WHAT IS BEING ASKED: Copy the records below exactly as they appear.

EXERCISE MATERIALS:
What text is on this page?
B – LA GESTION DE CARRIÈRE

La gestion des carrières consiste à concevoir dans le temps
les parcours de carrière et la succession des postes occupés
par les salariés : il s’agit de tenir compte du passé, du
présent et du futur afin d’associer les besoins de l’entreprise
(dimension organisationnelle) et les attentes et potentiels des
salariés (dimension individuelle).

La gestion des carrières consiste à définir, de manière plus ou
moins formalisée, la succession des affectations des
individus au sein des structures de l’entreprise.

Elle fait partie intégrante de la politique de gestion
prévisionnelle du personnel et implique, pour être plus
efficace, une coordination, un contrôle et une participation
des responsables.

EXERCISE SOLUTION:
What text is on this page?
B – LA GESTION DE CARRIÈRE

La gestion des carrières consiste à concevoir dans le temps
les parcours de carrière et la succession des postes occupés
par les salariés : il s’agit de tenir compte du passé, du
présent et du futur afin d’associer les besoins de l’entreprise
(dimension organisationnelle) et les attentes et potentiels des
salariés (dimension individuelle).

La gestion des carrières consiste à définir, de manière plus ou
moins formalisée, la succession des affectations des
individus au sein des structures de l’entreprise.

Elle fait partie intégrante de la politique de gestion
prévisionnelle du personnel et implique, pour être plus
efficace, une coordination, un contrôle et une participation
des responsables.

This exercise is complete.